QUÉ HACER: Traduce al inglés esta oración del texto sobre Néstor Kirchner y los derechos humanos: "Como afirmara Eduardo Galeano, había comenzado un diálogo entre dos silencios."

TEXTO PROPORCIONADO:
Esto molestó y fijó una divisoria de aguas definitiva con aquella burguesía que
estaba muy complacida con el placebo institucional edificado 20 años atrás, que
si bien juzgó a los Comandantes hizo todo lo posible, a partir de la sentencia,
para detener la historia a como de lugar, instalando la teoría de los dos
demonios y el falso concepto de guerra sucia. Néstor Kirchner, en ese momento,
estaba anunciando una suerte de declaración de principios, base fundacional de
su política sobre DD.HH. De ningún modo estaba agrediendo al ex mandatario Raúl
Alfonsín, tal como fue interpretado su discurso por cierta progresía mediopelo.
Como afirmara Eduardo Galeano, había comenzado un diálogo entre dos
silencios. El Presidente en ejercicio sólo relató los eventos tal cual
sucedieron, haciéndose cargo, poniéndole el cuerpo a un sombrío dilema
histórico / ético desde un Estado cuyo comportamiento fue ciertamente cobarde,
sinuoso y acomodaticio.
A partir de allí el
progresismo liberal lo escogió como su enemigo preferido, debido a un doble
temor: primero a ser descubiertos en su esencia colaboracionista de aquellos
años, muy bien mimetizada y travestida luego del desaguisado castrense en
Malvinas; segundo, la potencialidad de que ahora este hombre abriría una caja
de Pandora judicial advirtiendo la identidad de los civiles que construyeron
carreras, poder, fortunas y negocios a partir de las torturas y en las
parrillas de los campos de concentración, terminando dichas tramitaciones en
las escribanías y en los estudios de abogacía más selectos del país.

Entradas de un conjunto de datos
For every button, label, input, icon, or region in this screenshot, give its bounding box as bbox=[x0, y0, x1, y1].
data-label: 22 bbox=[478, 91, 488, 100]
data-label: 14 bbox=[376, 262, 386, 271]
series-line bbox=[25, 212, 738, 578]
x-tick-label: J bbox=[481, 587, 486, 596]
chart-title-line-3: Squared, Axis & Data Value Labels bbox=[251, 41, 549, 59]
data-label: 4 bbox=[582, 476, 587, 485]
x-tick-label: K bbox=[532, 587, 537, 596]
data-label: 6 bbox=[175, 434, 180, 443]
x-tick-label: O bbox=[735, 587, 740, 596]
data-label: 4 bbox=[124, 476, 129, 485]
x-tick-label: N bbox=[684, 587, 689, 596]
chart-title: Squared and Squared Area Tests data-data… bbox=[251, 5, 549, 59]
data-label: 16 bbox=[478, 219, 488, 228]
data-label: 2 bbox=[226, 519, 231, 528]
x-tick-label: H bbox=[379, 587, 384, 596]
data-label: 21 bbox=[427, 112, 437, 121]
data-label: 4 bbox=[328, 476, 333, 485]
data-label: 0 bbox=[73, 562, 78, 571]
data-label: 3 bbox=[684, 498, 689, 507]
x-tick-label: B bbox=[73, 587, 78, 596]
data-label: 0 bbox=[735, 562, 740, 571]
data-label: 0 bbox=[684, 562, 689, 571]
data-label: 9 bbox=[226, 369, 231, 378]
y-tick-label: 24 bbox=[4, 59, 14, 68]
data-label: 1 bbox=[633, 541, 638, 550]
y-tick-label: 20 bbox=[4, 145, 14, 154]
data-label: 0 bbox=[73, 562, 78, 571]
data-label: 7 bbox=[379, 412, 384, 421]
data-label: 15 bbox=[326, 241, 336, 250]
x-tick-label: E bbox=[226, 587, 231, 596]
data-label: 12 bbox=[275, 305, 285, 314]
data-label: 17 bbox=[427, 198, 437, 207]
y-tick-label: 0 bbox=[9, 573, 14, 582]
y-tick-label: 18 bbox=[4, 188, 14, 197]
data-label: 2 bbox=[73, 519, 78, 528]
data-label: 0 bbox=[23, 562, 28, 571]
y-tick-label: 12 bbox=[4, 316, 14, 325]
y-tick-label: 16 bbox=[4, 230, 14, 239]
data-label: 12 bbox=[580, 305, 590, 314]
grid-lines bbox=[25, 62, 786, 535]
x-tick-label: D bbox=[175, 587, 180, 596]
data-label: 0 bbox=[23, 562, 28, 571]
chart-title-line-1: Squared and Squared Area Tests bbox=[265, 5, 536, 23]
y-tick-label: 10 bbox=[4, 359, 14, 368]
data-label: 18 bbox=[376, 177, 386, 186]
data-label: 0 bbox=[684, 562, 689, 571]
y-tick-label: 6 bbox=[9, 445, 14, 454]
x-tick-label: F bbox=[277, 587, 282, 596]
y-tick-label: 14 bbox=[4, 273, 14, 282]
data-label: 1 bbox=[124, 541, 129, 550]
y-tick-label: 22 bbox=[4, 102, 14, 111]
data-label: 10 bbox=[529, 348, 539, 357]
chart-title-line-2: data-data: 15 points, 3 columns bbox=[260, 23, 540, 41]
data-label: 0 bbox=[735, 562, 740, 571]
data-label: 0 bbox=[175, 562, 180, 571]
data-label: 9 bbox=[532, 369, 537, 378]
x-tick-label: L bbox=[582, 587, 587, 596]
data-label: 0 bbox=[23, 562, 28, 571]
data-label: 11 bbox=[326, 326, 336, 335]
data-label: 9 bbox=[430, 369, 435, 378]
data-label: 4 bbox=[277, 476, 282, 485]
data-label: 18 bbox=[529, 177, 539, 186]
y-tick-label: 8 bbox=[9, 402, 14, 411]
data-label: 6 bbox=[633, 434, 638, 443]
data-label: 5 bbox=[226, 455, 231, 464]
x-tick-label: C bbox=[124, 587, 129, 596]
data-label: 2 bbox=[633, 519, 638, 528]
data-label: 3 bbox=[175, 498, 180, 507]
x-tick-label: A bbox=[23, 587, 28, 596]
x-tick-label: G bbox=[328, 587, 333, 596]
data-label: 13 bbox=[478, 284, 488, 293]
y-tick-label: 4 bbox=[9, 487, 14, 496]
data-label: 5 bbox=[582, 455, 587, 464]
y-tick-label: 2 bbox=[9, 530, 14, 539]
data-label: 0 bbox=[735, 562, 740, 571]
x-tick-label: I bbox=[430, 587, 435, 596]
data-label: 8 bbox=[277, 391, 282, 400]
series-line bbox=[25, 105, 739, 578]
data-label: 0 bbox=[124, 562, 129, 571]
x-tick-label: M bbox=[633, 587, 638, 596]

SOLUCIÓN DEL EJERCICIO: As Eduardo Galeano stated, a dialogue between two silences had begun.